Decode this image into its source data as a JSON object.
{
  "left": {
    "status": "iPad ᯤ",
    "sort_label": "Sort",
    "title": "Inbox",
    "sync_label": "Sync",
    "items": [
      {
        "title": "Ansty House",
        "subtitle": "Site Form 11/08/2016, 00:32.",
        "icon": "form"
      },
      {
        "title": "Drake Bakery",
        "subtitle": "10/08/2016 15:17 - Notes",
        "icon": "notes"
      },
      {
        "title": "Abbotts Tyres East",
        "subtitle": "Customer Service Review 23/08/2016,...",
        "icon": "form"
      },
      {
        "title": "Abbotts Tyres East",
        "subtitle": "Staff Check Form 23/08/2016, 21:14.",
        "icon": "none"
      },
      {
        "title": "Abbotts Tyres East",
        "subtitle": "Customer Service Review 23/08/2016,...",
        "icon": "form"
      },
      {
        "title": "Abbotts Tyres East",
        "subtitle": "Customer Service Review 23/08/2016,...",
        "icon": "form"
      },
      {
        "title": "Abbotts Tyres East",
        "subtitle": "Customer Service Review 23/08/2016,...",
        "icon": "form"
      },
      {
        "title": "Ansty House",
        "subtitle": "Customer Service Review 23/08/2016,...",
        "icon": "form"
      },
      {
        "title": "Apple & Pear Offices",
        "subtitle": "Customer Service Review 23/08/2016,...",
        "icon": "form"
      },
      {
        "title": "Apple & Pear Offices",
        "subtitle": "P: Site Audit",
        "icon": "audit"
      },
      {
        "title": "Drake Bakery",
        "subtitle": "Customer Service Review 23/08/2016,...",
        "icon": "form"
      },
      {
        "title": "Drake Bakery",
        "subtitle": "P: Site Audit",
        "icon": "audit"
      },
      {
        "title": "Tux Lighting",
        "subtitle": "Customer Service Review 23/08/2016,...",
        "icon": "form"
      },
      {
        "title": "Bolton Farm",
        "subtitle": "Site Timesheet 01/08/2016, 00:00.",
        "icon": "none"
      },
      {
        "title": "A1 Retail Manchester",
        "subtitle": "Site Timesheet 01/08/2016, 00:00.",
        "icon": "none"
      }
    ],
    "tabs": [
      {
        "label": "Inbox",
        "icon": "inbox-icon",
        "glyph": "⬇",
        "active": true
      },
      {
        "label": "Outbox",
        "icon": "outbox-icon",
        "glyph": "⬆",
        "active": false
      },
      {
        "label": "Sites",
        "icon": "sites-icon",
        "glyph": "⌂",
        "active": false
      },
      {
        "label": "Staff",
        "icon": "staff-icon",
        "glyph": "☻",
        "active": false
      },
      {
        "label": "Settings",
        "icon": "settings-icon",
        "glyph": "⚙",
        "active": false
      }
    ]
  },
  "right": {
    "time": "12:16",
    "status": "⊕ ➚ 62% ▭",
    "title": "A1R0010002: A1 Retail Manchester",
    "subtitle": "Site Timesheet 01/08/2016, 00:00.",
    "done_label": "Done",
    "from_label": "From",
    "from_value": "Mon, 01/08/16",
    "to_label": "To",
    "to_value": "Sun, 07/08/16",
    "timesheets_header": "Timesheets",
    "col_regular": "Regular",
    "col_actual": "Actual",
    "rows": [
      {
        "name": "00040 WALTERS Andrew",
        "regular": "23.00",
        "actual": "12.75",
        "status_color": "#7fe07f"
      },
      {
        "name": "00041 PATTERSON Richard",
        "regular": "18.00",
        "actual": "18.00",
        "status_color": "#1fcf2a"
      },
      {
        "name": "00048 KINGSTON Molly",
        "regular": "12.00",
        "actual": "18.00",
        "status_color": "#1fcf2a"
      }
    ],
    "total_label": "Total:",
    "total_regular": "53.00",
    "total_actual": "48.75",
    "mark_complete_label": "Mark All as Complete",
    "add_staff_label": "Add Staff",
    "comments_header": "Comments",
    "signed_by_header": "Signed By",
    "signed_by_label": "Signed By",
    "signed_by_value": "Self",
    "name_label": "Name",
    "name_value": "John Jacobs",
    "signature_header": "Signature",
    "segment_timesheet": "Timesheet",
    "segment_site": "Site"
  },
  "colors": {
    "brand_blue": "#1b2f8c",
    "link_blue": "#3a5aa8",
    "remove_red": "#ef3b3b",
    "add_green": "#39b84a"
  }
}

::::

> [Aim of the task]: Using the data above, output each line exactly.

> [Solution to this problem]:
Decode this image into its source data as a JSON object.
{
  "left": {
    "status": "iPad ᯤ",
    "sort_label": "Sort",
    "title": "Inbox",
    "sync_label": "Sync",
    "items": [
      {
        "title": "Ansty House",
        "subtitle": "Site Form 11/08/2016, 00:32.",
        "icon": "form"
      },
      {
        "title": "Drake Bakery",
        "subtitle": "10/08/2016 15:17 - Notes",
        "icon": "notes"
      },
      {
        "title": "Abbotts Tyres East",
        "subtitle": "Customer Service Review 23/08/2016,...",
        "icon": "form"
      },
      {
        "title": "Abbotts Tyres East",
        "subtitle": "Staff Check Form 23/08/2016, 21:14.",
        "icon": "none"
      },
      {
        "title": "Abbotts Tyres East",
        "subtitle": "Customer Service Review 23/08/2016,...",
        "icon": "form"
      },
      {
        "title": "Abbotts Tyres East",
        "subtitle": "Customer Service Review 23/08/2016,...",
        "icon": "form"
      },
      {
        "title": "Abbotts Tyres East",
        "subtitle": "Customer Service Review 23/08/2016,...",
        "icon": "form"
      },
      {
        "title": "Ansty House",
        "subtitle": "Customer Service Review 23/08/2016,...",
        "icon": "form"
      },
      {
        "title": "Apple & Pear Offices",
        "subtitle": "Customer Service Review 23/08/2016,...",
        "icon": "form"
      },
      {
        "title": "Apple & Pear Offices",
        "subtitle": "P: Site Audit",
        "icon": "audit"
      },
      {
        "title": "Drake Bakery",
        "subtitle": "Customer Service Review 23/08/2016,...",
        "icon": "form"
      },
      {
        "title": "Drake Bakery",
        "subtitle": "P: Site Audit",
        "icon": "audit"
      },
      {
        "title": "Tux Lighting",
        "subtitle": "Customer Service Review 23/08/2016,...",
        "icon": "form"
      },
      {
        "title": "Bolton Farm",
        "subtitle": "Site Timesheet 01/08/2016, 00:00.",
        "icon": "none"
      },
      {
        "title": "A1 Retail Manchester",
        "subtitle": "Site Timesheet 01/08/2016, 00:00.",
        "icon": "none"
      }
    ],
    "tabs": [
      {
        "label": "Inbox",
        "icon": "inbox-icon",
        "glyph": "⬇",
        "active": true
      },
      {
        "label": "Outbox",
        "icon": "outbox-icon",
        "glyph": "⬆",
        "active": false
      },
      {
        "label": "Sites",
        "icon": "sites-icon",
        "glyph": "⌂",
        "active": false
      },
      {
        "label": "Staff",
        "icon": "staff-icon",
        "glyph": "☻",
        "active": false
      },
      {
        "label": "Settings",
        "icon": "settings-icon",
        "glyph": "⚙",
        "active": false
      }
    ]
  },
  "right": {
    "time": "12:16",
    "status": "⊕ ➚ 62% ▭",
    "title": "A1R0010002: A1 Retail Manchester",
    "subtitle": "Site Timesheet 01/08/2016, 00:00.",
    "done_label": "Done",
    "from_label": "From",
    "from_value": "Mon, 01/08/16",
    "to_label": "To",
    "to_value": "Sun, 07/08/16",
    "timesheets_header": "Timesheets",
    "col_regular": "Regular",
    "col_actual": "Actual",
    "rows": [
      {
        "name": "00040 WALTERS Andrew",
        "regular": "23.00",
        "actual": "12.75",
        "status_color": "#7fe07f"
      },
      {
        "name": "00041 PATTERSON Richard",
        "regular": "18.00",
        "actual": "18.00",
        "status_color": "#1fcf2a"
      },
      {
        "name": "00048 KINGSTON Molly",
        "regular": "12.00",
        "actual": "18.00",
        "status_color": "#1fcf2a"
      }
    ],
    "total_label": "Total:",
    "total_regular": "53.00",
    "total_actual": "48.75",
    "mark_complete_label": "Mark All as Complete",
    "add_staff_label": "Add Staff",
    "comments_header": "Comments",
    "signed_by_header": "Signed By",
    "signed_by_label": "Signed By",
    "signed_by_value": "Self",
    "name_label": "Name",
    "name_value": "John Jacobs",
    "signature_header": "Signature",
    "segment_timesheet": "Timesheet",
    "segment_site": "Site"
  },
  "colors": {
    "brand_blue": "#1b2f8c",
    "link_blue": "#3a5aa8",
    "remove_red": "#ef3b3b",
    "add_green": "#39b84a"
  }
}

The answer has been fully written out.